▶ _To do_: Of the lines in the entries, how many hold the word "screenshot"? Give that number alone.

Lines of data
|---|

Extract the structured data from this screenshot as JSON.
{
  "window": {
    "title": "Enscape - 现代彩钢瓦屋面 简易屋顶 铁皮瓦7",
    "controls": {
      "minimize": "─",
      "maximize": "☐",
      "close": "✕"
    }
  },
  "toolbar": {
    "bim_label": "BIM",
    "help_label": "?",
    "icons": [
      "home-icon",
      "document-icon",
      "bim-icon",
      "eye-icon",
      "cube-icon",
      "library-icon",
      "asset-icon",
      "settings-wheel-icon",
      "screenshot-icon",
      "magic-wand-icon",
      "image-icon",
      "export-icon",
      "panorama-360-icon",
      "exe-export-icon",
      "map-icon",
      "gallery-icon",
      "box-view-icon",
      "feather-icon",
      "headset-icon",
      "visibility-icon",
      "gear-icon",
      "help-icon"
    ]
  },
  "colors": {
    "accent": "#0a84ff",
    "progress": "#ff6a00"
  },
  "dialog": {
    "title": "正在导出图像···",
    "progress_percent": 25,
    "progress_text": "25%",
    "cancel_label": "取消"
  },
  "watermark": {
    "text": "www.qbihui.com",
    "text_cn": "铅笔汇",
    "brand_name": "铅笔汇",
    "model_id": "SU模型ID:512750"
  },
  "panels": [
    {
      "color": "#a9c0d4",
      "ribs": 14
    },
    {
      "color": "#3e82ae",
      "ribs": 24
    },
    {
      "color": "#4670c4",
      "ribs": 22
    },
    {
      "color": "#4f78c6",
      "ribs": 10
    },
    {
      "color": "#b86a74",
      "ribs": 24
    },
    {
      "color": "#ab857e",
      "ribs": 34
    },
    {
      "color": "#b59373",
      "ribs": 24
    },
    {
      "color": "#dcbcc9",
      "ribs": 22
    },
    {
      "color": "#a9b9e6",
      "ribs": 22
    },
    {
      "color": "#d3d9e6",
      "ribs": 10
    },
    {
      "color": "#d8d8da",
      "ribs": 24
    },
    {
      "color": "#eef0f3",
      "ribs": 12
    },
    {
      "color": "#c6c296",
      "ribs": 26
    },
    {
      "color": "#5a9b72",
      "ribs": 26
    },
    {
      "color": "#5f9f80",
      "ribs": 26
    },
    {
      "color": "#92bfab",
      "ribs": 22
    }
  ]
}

|---|

▶ _Solution for this task_: 2